◆ **Extract provided**:

▬▬▬▬▬▬

Brunch is what you make it. Whether you're stumbling out of bed to the nearest Waffle House for an All-Star Special or whipping up platters of yeasted waffles and cast iron fried chicken, this meal can be just about anything.

If you're planning to play host to family and friends during late morning hours this holiday, we advise leaning into brunch's versatility and letting your guests build their own perfect plates. And you can pull it off without looking like you're putting them to work by making the whole experience as beautiful as possible. How? Build your own brunch board.

What's a brunch board, you ask? Imagine a cheese board, but filled with waffles or pancakes or colorful oatmeal toppings, or even, well, cheese. Depending on the theme of your brunch gathering, the board can be just about anything. Here are five steps to making one yourself.
Choose your heroes
Before you even think about shopping, decide what you want to be the center of attention on your brunch board. Do you want to create a build-your-own breakfast sandwich bar? Or perhaps you'd like to go crazy and stack a platter high with chicken and waffles. Don't be afraid to swing towards the healthy side, either. There are plenty of decadent meals to come in the next six weeks, so why not cook a big batch of grits or steel cut oats and have guests top them with gusto. Whatever you choose, you'll want to put these dishes front and center on your board, which brings us to ... 
Plot your plating
Pull out the biggest cutting board and/or platter you have. Will your hero fit on it? If you're going to be serving lots of different toppings around a big bowl of grits, then maybe. If you're going big with casseroles or fried chicken, maybe not. If you're in the latter camp, consider employing multiple boards and platters, stacking them as you see fit. Pull out any bowls you'll need to use and move them around on your display boards so you'll know they fit. Use sticky notes to label each bowl or spot on the board with its intended filling.

▬▬▬▬▬▬

◆ **Entries**:
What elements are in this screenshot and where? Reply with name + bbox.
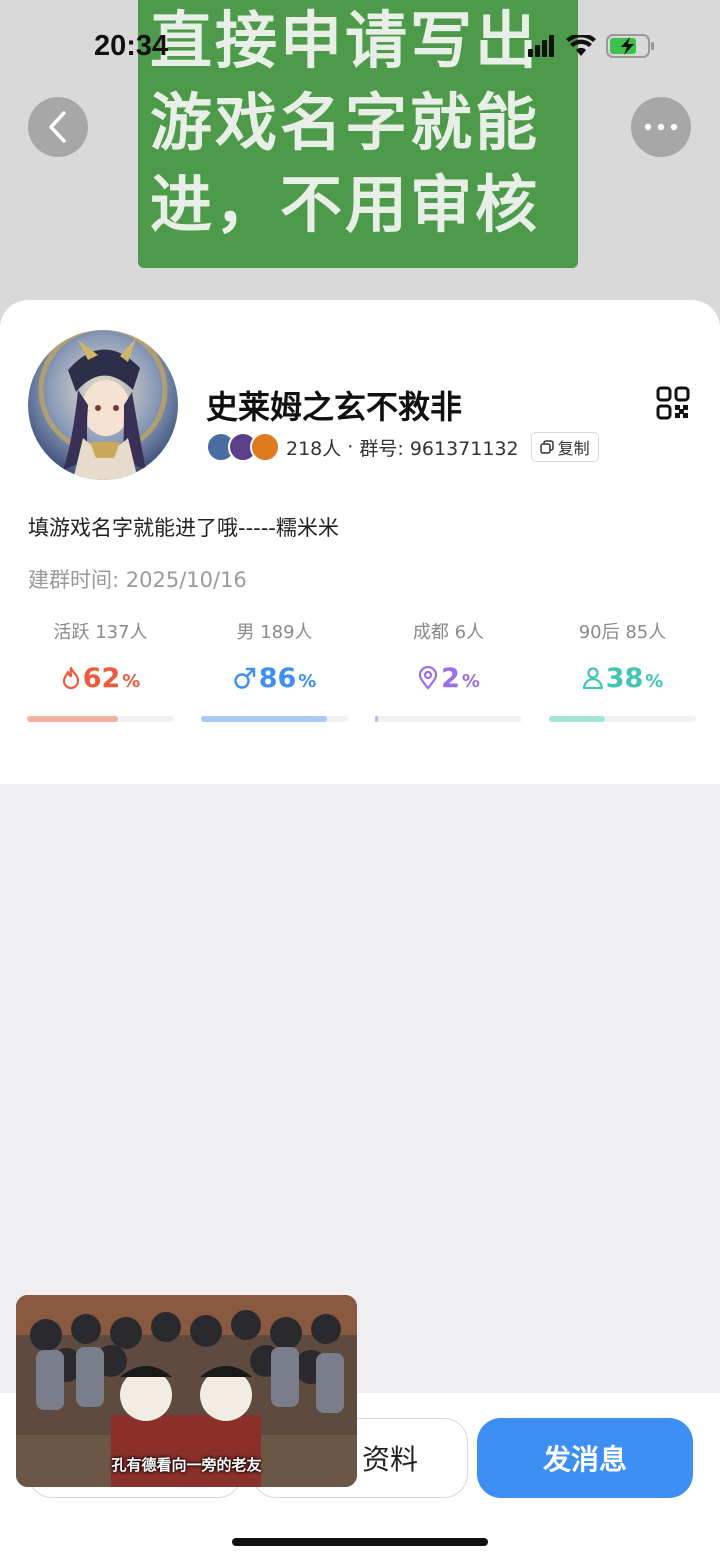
battery-charging-icon bbox=[606, 34, 654, 58]
stat-bar-fill bbox=[27, 716, 119, 722]
banner-line: 游戏名字就能 bbox=[150, 86, 541, 159]
stat-unit: % bbox=[645, 670, 664, 692]
stat-count: 6人 bbox=[454, 622, 485, 643]
stat-unit: % bbox=[461, 670, 480, 692]
video-subtitle: 孔有德看向一旁的老友 bbox=[111, 1456, 262, 1474]
stat-percent: 86 bbox=[258, 662, 297, 694]
group-name: 史莱姆之玄不救非 bbox=[206, 388, 463, 426]
stat-count: 137人 bbox=[95, 622, 148, 643]
ellipsis-icon bbox=[644, 123, 678, 131]
status-icons bbox=[528, 34, 656, 58]
stat-label: 活跃 137人 bbox=[27, 618, 174, 646]
home-indicator bbox=[232, 1538, 488, 1546]
stat-label: 90后 85人 bbox=[549, 618, 696, 646]
stat-percent: 2 bbox=[441, 662, 460, 694]
group-info-card: 史莱姆之玄不救非 218人 · 群号: 961371132 复制 填游戏名字就能… bbox=[0, 300, 720, 784]
male-icon bbox=[233, 667, 255, 689]
chevron-left-icon bbox=[49, 111, 66, 143]
stat-bar-fill bbox=[549, 716, 605, 722]
group-banner-image: 直接申请写出 游戏名字就能 进，不用审核 bbox=[138, 0, 578, 268]
stat-active[interactable]: 活跃 137人 62 % bbox=[27, 618, 174, 722]
stat-value: 86 % bbox=[201, 646, 348, 710]
stat-label-text: 成都 bbox=[412, 622, 449, 643]
stat-value: 62 % bbox=[27, 646, 174, 710]
group-description: 填游戏名字就能进了哦-----糯米米 bbox=[28, 516, 339, 540]
signal-icon bbox=[528, 35, 554, 57]
stat-label: 男 189人 bbox=[201, 618, 348, 646]
pip-video-player[interactable]: 孔有德看向一旁的老友 bbox=[16, 1295, 357, 1487]
person-icon bbox=[582, 667, 603, 690]
stat-value: 2 % bbox=[375, 646, 522, 710]
stat-percent: 38 bbox=[605, 662, 644, 694]
stat-bar-fill bbox=[201, 716, 328, 722]
stat-age[interactable]: 90后 85人 38 % bbox=[549, 618, 696, 722]
stat-bar bbox=[201, 716, 348, 722]
status-time: 20:34 bbox=[94, 30, 169, 62]
banner-line: 进，不用审核 bbox=[150, 168, 541, 241]
stat-count: 189人 bbox=[260, 622, 313, 643]
group-stats: 活跃 137人 62 % 男 189人 86 % 成都 6人 2 % 90后 8… bbox=[0, 618, 720, 728]
copy-button[interactable]: 复制 bbox=[530, 432, 599, 462]
stat-bar-fill bbox=[375, 716, 378, 722]
member-count: 218人 bbox=[286, 437, 342, 460]
more-button[interactable] bbox=[631, 97, 691, 157]
member-avatar bbox=[250, 432, 280, 462]
back-button[interactable] bbox=[28, 97, 88, 157]
qr-code-icon[interactable] bbox=[656, 386, 690, 420]
wifi-icon bbox=[566, 35, 596, 56]
stat-bar bbox=[375, 716, 522, 722]
group-avatar[interactable] bbox=[28, 330, 178, 480]
stat-label-text: 男 bbox=[236, 622, 255, 643]
profile-button-label: 资料 bbox=[361, 1443, 418, 1476]
location-pin-icon bbox=[418, 666, 438, 690]
send-message-button[interactable]: 发消息 bbox=[477, 1418, 693, 1498]
stat-value: 38 % bbox=[549, 646, 696, 710]
meta-separator: · bbox=[341, 436, 360, 458]
copy-icon bbox=[539, 440, 554, 454]
stat-unit: % bbox=[298, 670, 317, 692]
stat-label-text: 活跃 bbox=[53, 622, 90, 643]
group-meta: 218人 · 群号: 961371132 复制 bbox=[206, 431, 599, 463]
stat-label-text: 90后 bbox=[578, 622, 620, 643]
stat-label: 成都 6人 bbox=[375, 618, 522, 646]
stat-count: 85人 bbox=[625, 622, 667, 643]
stat-bar bbox=[27, 716, 174, 722]
member-avatars[interactable] bbox=[206, 432, 280, 462]
stat-male[interactable]: 男 189人 86 % bbox=[201, 618, 348, 722]
group-id: 群号: 961371132 bbox=[359, 437, 519, 460]
stat-unit: % bbox=[122, 670, 141, 692]
flame-icon bbox=[62, 666, 79, 690]
group-created-date: 建群时间: 2025/10/16 bbox=[28, 568, 247, 592]
stat-bar bbox=[549, 716, 696, 722]
send-message-label: 发消息 bbox=[542, 1443, 627, 1476]
stat-percent: 62 bbox=[82, 662, 121, 694]
copy-label: 复制 bbox=[557, 439, 590, 458]
stat-location[interactable]: 成都 6人 2 % bbox=[375, 618, 522, 722]
banner-line: 直接申请写出 bbox=[150, 4, 541, 77]
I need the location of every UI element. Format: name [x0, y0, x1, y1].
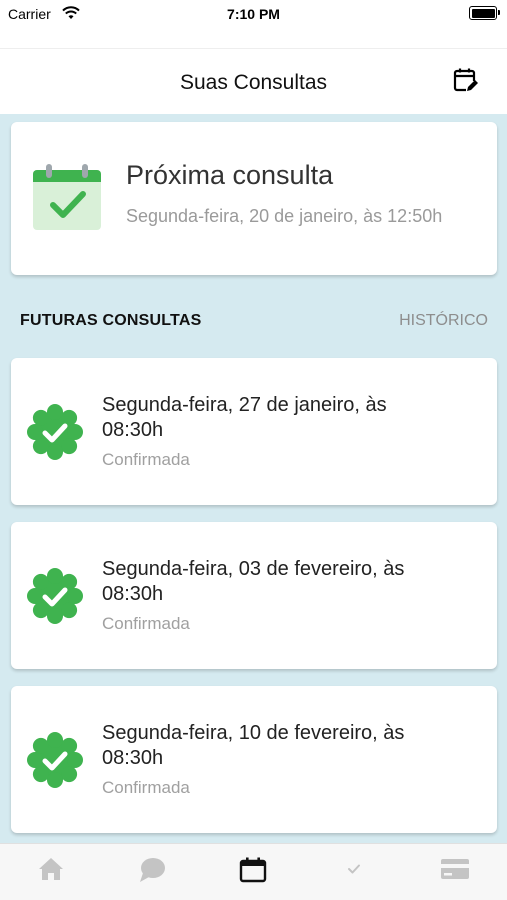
check-icon — [347, 864, 360, 874]
appointment-card[interactable]: Segunda-feira, 10 de fevereiro, às 08:30… — [11, 686, 497, 833]
page-title: Suas Consultas — [179, 71, 328, 94]
next-appointment-title: Próxima consulta — [126, 160, 334, 190]
tab-payment[interactable] — [404, 844, 505, 900]
appointment-status: Confirmada — [102, 778, 190, 797]
status-time: 7:10 PM — [227, 6, 280, 22]
home-icon — [38, 858, 63, 880]
tab-home[interactable] — [0, 844, 101, 900]
verified-check-icon — [27, 732, 83, 788]
tab-chat[interactable] — [101, 844, 202, 900]
verified-check-icon — [27, 568, 83, 624]
appointment-date: Segunda-feira, 03 de fevereiro, às 08:30… — [102, 558, 405, 605]
tab-check[interactable] — [303, 844, 404, 900]
appointment-status: Confirmada — [102, 450, 190, 469]
appointment-status: Confirmada — [102, 614, 190, 633]
appointment-date: Segunda-feira, 10 de fevereiro, às 08:30… — [102, 722, 405, 769]
content-area: Próxima consulta Segunda-feira, 20 de ja… — [0, 114, 507, 843]
calendar-check-icon — [33, 164, 101, 230]
section-header: FUTURAS CONSULTAS HISTÓRICO — [0, 312, 507, 336]
appointment-date: Segunda-feira, 27 de janeiro, às 08:30h — [102, 394, 387, 441]
history-link[interactable]: HISTÓRICO — [399, 312, 488, 330]
chat-icon — [139, 858, 165, 882]
upcoming-section-title: FUTURAS CONSULTAS — [20, 312, 202, 329]
next-appointment-date: Segunda-feira, 20 de janeiro, às 12:50h — [126, 206, 443, 226]
battery-icon — [469, 6, 500, 20]
verified-check-icon — [27, 404, 83, 460]
nav-header: Suas Consultas — [0, 48, 507, 114]
next-appointment-card[interactable]: Próxima consulta Segunda-feira, 20 de ja… — [11, 122, 497, 275]
status-bar: Carrier 7:10 PM — [0, 0, 507, 30]
credit-card-icon — [440, 859, 469, 879]
tab-calendar[interactable] — [202, 844, 303, 900]
appointment-card[interactable]: Segunda-feira, 03 de fevereiro, às 08:30… — [11, 522, 497, 669]
calendar-edit-icon[interactable] — [453, 67, 479, 93]
tab-bar — [0, 843, 507, 900]
calendar-icon — [239, 857, 266, 883]
appointment-card[interactable]: Segunda-feira, 27 de janeiro, às 08:30h … — [11, 358, 497, 505]
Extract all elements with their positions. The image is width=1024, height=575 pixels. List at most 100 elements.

▬▬▬▬▬▬

◆ **Directive**: Reproduce the passage on brunch boards above verbatim, from "Brunch is what" up to and including "own brunch board.".

◆ **Answer to this exercise**:
Brunch is what you make it. Whether you're stumbling out of bed to the nearest Waffle House for an All-Star Special or whipping up platters of yeasted waffles and cast iron fried chicken, this meal can be just about anything.

If you're planning to play host to family and friends during late morning hours this holiday, we advise leaning into brunch's versatility and letting your guests build their own perfect plates. And you can pull it off without looking like you're putting them to work by making the whole experience as beautiful as possible. How? Build your own brunch board.